==== DATA SUPPLIED ====
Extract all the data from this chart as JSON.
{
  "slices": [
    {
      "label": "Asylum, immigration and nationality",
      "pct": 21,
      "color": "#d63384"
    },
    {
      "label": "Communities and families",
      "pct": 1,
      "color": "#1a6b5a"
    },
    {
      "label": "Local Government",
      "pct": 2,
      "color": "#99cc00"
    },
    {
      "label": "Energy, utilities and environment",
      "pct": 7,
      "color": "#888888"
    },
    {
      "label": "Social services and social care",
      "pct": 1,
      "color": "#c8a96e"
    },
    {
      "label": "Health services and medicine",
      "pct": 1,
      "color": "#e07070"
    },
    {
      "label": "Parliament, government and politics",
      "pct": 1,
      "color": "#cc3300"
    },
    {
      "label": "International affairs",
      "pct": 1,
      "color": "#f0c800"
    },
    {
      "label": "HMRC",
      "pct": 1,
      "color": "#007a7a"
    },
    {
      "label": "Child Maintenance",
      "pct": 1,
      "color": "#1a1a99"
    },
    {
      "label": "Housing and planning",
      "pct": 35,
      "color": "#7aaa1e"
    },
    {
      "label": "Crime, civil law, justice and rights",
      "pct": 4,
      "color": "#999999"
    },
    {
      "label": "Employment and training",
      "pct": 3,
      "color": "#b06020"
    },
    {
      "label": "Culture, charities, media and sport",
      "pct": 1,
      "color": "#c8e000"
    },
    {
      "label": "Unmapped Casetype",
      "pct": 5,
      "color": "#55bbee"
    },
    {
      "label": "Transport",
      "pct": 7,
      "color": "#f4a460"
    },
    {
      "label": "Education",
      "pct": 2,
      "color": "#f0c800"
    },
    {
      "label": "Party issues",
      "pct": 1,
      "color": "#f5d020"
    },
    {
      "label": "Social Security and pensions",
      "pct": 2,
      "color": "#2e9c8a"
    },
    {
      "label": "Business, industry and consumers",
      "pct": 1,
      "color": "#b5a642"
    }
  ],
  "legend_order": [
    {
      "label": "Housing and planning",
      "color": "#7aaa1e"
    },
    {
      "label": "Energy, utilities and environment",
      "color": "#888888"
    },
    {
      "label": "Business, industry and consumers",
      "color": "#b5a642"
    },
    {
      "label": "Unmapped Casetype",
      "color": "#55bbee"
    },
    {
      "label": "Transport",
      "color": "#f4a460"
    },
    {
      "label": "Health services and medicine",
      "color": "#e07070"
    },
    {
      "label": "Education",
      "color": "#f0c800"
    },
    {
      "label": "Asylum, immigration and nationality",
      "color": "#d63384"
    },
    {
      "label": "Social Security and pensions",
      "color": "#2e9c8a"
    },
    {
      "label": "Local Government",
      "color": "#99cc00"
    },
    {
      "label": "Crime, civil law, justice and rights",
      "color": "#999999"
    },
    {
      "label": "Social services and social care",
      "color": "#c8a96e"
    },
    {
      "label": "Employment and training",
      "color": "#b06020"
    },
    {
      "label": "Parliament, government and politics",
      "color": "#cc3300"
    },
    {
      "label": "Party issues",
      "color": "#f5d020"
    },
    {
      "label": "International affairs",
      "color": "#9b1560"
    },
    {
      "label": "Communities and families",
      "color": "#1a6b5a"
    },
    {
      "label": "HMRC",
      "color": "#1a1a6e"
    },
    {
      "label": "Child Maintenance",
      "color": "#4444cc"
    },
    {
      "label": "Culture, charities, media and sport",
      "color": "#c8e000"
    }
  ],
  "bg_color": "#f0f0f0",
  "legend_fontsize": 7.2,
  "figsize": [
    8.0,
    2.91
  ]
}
====
* **TASK STATEMENT**
In full and verbatim, repeat the records given above.

* **TASK SOLUTION**
Extract all the data from this chart as JSON.
{
  "slices": [
    {
      "label": "Asylum, immigration and nationality",
      "pct": 21,
      "color": "#d63384"
    },
    {
      "label": "Communities and families",
      "pct": 1,
      "color": "#1a6b5a"
    },
    {
      "label": "Local Government",
      "pct": 2,
      "color": "#99cc00"
    },
    {
      "label": "Energy, utilities and environment",
      "pct": 7,
      "color": "#888888"
    },
    {
      "label": "Social services and social care",
      "pct": 1,
      "color": "#c8a96e"
    },
    {
      "label": "Health services and medicine",
      "pct": 1,
      "color": "#e07070"
    },
    {
      "label": "Parliament, government and politics",
      "pct": 1,
      "color": "#cc3300"
    },
    {
      "label": "International affairs",
      "pct": 1,
      "color": "#f0c800"
    },
    {
      "label": "HMRC",
      "pct": 1,
      "color": "#007a7a"
    },
    {
      "label": "Child Maintenance",
      "pct": 1,
      "color": "#1a1a99"
    },
    {
      "label": "Housing and planning",
      "pct": 35,
      "color": "#7aaa1e"
    },
    {
      "label": "Crime, civil law, justice and rights",
      "pct": 4,
      "color": "#999999"
    },
    {
      "label": "Employment and training",
      "pct": 3,
      "color": "#b06020"
    },
    {
      "label": "Culture, charities, media and sport",
      "pct": 1,
      "color": "#c8e000"
    },
    {
      "label": "Unmapped Casetype",
      "pct": 5,
      "color": "#55bbee"
    },
    {
      "label": "Transport",
      "pct": 7,
      "color": "#f4a460"
    },
    {
      "label": "Education",
      "pct": 2,
      "color": "#f0c800"
    },
    {
      "label": "Party issues",
      "pct": 1,
      "color": "#f5d020"
    },
    {
      "label": "Social Security and pensions",
      "pct": 2,
      "color": "#2e9c8a"
    },
    {
      "label": "Business, industry and consumers",
      "pct": 1,
      "color": "#b5a642"
    }
  ],
  "legend_order": [
    {
      "label": "Housing and planning",
      "color": "#7aaa1e"
    },
    {
      "label": "Energy, utilities and environment",
      "color": "#888888"
    },
    {
      "label": "Business, industry and consumers",
      "color": "#b5a642"
    },
    {
      "label": "Unmapped Casetype",
      "color": "#55bbee"
    },
    {
      "label": "Transport",
      "color": "#f4a460"
    },
    {
      "label": "Health services and medicine",
      "color": "#e07070"
    },
    {
      "label": "Education",
      "color": "#f0c800"
    },
    {
      "label": "Asylum, immigration and nationality",
      "color": "#d63384"
    },
    {
      "label": "Social Security and pensions",
      "color": "#2e9c8a"
    },
    {
      "label": "Local Government",
      "color": "#99cc00"
    },
    {
      "label": "Crime, civil law, justice and rights",
      "color": "#999999"
    },
    {
      "label": "Social services and social care",
      "color": "#c8a96e"
    },
    {
      "label": "Employment and training",
      "color": "#b06020"
    },
    {
      "label": "Parliament, government and politics",
      "color": "#cc3300"
    },
    {
      "label": "Party issues",
      "color": "#f5d020"
    },
    {
      "label": "International affairs",
      "color": "#9b1560"
    },
    {
      "label": "Communities and families",
      "color": "#1a6b5a"
    },
    {
      "label": "HMRC",
      "color": "#1a1a6e"
    },
    {
      "label": "Child Maintenance",
      "color": "#4444cc"
    },
    {
      "label": "Culture, charities, media and sport",
      "color": "#c8e000"
    }
  ],
  "bg_color": "#f0f0f0",
  "legend_fontsize": 7.2,
  "figsize": [
    8.0,
    2.91
  ]
}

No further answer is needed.